> [Prompt] Output every entry exactly, from the first line to the last.

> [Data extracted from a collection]
::::::
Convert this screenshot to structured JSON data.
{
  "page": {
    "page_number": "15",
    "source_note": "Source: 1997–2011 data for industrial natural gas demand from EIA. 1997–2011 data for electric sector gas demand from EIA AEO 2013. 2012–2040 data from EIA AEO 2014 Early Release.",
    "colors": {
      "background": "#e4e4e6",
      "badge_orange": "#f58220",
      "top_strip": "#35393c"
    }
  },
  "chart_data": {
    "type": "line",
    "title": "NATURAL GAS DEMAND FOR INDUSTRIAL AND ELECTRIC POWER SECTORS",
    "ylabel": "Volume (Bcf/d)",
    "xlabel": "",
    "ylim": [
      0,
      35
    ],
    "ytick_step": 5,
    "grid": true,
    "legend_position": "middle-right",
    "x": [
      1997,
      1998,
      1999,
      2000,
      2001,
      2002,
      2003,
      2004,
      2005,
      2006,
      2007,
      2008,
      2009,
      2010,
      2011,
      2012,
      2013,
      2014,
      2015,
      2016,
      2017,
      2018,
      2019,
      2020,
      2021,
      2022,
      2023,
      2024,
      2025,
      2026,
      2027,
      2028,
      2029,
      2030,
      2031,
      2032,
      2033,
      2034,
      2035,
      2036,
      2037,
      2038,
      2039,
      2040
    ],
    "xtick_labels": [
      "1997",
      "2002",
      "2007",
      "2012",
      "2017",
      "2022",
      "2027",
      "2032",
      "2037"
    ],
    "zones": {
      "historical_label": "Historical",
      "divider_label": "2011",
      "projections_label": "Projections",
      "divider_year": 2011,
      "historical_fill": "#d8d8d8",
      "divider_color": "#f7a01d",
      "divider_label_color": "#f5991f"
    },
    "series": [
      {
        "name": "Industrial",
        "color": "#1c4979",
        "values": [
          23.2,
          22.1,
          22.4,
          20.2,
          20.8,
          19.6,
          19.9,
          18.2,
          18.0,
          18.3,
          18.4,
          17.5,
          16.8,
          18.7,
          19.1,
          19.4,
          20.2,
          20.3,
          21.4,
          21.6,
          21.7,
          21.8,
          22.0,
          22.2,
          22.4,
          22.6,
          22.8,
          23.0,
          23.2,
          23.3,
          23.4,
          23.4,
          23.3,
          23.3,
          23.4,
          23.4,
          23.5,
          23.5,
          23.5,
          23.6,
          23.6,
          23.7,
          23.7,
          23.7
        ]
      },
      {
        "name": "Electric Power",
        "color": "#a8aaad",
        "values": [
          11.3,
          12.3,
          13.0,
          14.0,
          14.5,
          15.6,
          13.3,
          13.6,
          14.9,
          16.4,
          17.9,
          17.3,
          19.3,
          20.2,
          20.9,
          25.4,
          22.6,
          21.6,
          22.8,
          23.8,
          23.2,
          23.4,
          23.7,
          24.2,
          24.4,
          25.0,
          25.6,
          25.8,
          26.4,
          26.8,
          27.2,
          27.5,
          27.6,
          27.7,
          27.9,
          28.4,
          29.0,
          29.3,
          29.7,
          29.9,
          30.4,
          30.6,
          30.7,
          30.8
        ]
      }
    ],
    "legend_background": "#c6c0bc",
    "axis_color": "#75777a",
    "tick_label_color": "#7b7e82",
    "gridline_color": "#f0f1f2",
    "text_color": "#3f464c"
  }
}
::::::
> [Result]
Convert this screenshot to structured JSON data.
{
  "page": {
    "page_number": "15",
    "source_note": "Source: 1997–2011 data for industrial natural gas demand from EIA. 1997–2011 data for electric sector gas demand from EIA AEO 2013. 2012–2040 data from EIA AEO 2014 Early Release.",
    "colors": {
      "background": "#e4e4e6",
      "badge_orange": "#f58220",
      "top_strip": "#35393c"
    }
  },
  "chart_data": {
    "type": "line",
    "title": "NATURAL GAS DEMAND FOR INDUSTRIAL AND ELECTRIC POWER SECTORS",
    "ylabel": "Volume (Bcf/d)",
    "xlabel": "",
    "ylim": [
      0,
      35
    ],
    "ytick_step": 5,
    "grid": true,
    "legend_position": "middle-right",
    "x": [
      1997,
      1998,
      1999,
      2000,
      2001,
      2002,
      2003,
      2004,
      2005,
      2006,
      2007,
      2008,
      2009,
      2010,
      2011,
      2012,
      2013,
      2014,
      2015,
      2016,
      2017,
      2018,
      2019,
      2020,
      2021,
      2022,
      2023,
      2024,
      2025,
      2026,
      2027,
      2028,
      2029,
      2030,
      2031,
      2032,
      2033,
      2034,
      2035,
      2036,
      2037,
      2038,
      2039,
      2040
    ],
    "xtick_labels": [
      "1997",
      "2002",
      "2007",
      "2012",
      "2017",
      "2022",
      "2027",
      "2032",
      "2037"
    ],
    "zones": {
      "historical_label": "Historical",
      "divider_label": "2011",
      "projections_label": "Projections",
      "divider_year": 2011,
      "historical_fill": "#d8d8d8",
      "divider_color": "#f7a01d",
      "divider_label_color": "#f5991f"
    },
    "series": [
      {
        "name": "Industrial",
        "color": "#1c4979",
        "values": [
          23.2,
          22.1,
          22.4,
          20.2,
          20.8,
          19.6,
          19.9,
          18.2,
          18.0,
          18.3,
          18.4,
          17.5,
          16.8,
          18.7,
          19.1,
          19.4,
          20.2,
          20.3,
          21.4,
          21.6,
          21.7,
          21.8,
          22.0,
          22.2,
          22.4,
          22.6,
          22.8,
          23.0,
          23.2,
          23.3,
          23.4,
          23.4,
          23.3,
          23.3,
          23.4,
          23.4,
          23.5,
          23.5,
          23.5,
          23.6,
          23.6,
          23.7,
          23.7,
          23.7
        ]
      },
      {
        "name": "Electric Power",
        "color": "#a8aaad",
        "values": [
          11.3,
          12.3,
          13.0,
          14.0,
          14.5,
          15.6,
          13.3,
          13.6,
          14.9,
          16.4,
          17.9,
          17.3,
          19.3,
          20.2,
          20.9,
          25.4,
          22.6,
          21.6,
          22.8,
          23.8,
          23.2,
          23.4,
          23.7,
          24.2,
          24.4,
          25.0,
          25.6,
          25.8,
          26.4,
          26.8,
          27.2,
          27.5,
          27.6,
          27.7,
          27.9,
          28.4,
          29.0,
          29.3,
          29.7,
          29.9,
          30.4,
          30.6,
          30.7,
          30.8
        ]
      }
    ],
    "legend_background": "#c6c0bc",
    "axis_color": "#75777a",
    "tick_label_color": "#7b7e82",
    "gridline_color": "#f0f1f2",
    "text_color": "#3f464c"
  }
}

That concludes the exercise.